(Records)
⟨
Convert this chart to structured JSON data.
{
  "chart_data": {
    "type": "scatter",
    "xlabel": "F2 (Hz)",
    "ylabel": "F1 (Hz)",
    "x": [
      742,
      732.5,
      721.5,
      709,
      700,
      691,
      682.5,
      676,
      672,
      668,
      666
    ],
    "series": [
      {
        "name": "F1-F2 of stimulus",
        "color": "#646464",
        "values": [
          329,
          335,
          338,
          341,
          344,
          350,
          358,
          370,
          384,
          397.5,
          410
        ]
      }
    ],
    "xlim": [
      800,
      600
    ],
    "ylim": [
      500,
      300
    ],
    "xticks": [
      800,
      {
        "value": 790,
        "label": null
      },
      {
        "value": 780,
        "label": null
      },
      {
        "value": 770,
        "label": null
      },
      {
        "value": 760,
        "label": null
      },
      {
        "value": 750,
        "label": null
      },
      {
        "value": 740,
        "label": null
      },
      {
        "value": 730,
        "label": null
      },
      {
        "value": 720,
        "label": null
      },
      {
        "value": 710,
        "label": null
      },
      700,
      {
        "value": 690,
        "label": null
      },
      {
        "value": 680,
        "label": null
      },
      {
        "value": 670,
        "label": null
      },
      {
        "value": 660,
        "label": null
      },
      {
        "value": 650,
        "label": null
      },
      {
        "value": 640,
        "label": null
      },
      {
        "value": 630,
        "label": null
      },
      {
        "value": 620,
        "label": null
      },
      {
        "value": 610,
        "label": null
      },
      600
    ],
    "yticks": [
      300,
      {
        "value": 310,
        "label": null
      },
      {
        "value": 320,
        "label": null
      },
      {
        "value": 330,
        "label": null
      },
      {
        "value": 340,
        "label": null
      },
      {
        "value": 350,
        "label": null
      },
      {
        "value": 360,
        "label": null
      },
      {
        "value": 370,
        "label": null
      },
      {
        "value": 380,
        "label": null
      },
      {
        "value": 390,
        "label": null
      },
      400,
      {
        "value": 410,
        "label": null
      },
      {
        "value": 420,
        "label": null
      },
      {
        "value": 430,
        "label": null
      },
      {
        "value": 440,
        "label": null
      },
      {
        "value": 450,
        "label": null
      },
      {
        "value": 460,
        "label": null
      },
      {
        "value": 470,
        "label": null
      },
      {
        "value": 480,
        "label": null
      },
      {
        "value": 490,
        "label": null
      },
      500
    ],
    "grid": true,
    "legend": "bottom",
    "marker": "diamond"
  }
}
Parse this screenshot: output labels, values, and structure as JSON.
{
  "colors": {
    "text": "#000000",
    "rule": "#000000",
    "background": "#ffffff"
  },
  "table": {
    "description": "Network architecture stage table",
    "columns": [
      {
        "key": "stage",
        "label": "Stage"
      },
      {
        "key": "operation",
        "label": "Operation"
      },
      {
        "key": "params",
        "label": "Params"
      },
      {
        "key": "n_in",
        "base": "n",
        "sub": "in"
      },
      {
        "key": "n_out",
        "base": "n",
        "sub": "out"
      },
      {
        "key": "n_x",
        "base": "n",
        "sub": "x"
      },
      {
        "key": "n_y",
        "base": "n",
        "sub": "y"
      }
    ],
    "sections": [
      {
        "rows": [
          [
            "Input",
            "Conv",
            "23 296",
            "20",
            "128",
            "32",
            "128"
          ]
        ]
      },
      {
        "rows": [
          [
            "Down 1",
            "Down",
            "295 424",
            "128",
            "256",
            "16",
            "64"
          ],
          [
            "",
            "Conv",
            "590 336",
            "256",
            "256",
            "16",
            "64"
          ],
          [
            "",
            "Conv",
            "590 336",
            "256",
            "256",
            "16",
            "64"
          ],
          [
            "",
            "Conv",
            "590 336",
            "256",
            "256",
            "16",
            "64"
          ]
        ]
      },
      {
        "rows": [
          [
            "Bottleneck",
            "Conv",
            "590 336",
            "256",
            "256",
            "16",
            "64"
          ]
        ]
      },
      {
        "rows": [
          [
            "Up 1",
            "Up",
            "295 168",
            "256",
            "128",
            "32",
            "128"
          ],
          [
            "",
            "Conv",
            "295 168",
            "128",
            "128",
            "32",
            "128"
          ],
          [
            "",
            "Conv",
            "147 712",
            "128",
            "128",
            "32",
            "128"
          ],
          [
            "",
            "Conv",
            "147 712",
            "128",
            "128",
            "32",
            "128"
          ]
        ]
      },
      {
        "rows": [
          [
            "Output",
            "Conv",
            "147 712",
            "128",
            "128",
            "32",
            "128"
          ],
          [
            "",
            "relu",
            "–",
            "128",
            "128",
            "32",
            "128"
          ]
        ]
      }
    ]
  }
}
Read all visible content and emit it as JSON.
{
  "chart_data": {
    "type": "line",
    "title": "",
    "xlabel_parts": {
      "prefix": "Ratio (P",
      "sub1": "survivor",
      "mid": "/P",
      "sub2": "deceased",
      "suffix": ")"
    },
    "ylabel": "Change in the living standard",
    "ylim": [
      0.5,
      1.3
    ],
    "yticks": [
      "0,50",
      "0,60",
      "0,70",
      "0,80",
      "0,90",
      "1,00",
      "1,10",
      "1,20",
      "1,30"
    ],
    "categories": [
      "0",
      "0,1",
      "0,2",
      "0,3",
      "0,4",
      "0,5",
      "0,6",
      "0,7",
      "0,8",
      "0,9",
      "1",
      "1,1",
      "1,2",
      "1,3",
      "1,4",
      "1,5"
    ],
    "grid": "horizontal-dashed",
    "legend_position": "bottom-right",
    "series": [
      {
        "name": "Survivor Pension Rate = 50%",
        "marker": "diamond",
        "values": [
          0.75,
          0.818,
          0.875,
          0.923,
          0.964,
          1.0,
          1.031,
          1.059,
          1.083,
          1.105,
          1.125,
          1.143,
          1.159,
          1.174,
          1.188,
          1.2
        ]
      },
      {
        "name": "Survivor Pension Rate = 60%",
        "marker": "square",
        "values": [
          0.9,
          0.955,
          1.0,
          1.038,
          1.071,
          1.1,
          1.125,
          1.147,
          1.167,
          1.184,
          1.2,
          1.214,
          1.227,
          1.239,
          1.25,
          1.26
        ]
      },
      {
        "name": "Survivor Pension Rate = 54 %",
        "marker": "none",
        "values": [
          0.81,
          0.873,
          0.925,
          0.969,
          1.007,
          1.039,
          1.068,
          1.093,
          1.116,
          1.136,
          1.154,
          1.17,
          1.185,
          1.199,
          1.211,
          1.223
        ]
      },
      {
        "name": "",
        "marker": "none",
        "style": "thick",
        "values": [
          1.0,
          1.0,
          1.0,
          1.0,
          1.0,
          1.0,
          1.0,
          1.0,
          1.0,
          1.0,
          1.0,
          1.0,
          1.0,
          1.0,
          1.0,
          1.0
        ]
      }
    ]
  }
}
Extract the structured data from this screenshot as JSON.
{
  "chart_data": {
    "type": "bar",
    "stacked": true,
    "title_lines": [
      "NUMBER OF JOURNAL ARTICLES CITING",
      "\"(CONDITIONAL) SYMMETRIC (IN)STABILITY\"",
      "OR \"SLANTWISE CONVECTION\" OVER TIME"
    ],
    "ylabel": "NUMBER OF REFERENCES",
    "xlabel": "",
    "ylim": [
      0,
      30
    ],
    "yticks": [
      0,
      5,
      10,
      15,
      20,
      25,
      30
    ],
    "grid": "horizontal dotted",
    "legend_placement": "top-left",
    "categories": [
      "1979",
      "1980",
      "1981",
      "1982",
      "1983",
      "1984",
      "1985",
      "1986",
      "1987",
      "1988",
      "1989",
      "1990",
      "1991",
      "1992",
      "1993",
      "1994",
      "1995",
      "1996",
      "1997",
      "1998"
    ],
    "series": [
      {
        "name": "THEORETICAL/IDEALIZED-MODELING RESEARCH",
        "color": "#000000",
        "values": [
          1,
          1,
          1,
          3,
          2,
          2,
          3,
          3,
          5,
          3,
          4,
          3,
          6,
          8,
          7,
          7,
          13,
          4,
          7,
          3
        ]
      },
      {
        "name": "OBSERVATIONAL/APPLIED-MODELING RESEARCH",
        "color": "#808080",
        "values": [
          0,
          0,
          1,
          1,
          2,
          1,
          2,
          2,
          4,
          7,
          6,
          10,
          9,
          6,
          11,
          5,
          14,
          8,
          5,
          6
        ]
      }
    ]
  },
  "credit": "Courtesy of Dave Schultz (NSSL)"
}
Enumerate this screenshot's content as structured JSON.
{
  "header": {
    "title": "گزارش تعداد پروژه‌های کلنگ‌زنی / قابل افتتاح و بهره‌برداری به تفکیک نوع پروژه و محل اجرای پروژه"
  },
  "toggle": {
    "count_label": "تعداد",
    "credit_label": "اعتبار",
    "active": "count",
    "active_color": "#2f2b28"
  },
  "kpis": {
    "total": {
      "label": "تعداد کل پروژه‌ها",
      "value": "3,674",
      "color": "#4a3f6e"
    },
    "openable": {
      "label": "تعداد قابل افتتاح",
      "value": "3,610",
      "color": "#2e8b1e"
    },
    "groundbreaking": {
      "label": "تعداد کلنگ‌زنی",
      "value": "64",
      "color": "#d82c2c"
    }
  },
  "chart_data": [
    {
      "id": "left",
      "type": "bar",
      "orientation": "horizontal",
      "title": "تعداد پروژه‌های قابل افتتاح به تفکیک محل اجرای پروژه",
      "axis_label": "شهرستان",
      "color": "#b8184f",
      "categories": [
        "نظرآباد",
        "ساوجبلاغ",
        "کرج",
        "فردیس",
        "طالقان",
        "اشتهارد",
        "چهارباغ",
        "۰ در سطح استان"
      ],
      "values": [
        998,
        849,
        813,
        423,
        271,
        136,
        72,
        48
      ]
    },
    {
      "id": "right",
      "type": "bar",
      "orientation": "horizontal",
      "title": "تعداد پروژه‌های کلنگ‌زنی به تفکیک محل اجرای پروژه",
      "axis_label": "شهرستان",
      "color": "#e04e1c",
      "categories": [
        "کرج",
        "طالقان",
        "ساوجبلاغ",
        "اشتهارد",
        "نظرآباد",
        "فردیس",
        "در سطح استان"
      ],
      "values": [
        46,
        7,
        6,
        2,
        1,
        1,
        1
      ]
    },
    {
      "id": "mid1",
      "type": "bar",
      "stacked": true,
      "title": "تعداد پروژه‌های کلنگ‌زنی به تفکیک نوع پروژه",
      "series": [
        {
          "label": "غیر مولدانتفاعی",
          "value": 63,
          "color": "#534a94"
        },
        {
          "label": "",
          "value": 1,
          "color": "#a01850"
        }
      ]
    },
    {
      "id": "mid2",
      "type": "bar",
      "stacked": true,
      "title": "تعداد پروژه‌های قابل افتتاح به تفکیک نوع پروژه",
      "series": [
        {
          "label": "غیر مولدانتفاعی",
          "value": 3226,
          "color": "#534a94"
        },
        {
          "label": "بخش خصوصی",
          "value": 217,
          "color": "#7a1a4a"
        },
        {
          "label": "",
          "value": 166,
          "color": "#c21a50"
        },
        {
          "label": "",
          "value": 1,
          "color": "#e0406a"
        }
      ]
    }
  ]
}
⟩
Select all lines with the word "MODELING" from the entries above.

Exercise response:
        "name": "THEORETICAL/IDEALIZED-MODELING RESEARCH",
        "name": "OBSERVATIONAL/APPLIED-MODELING RESEARCH",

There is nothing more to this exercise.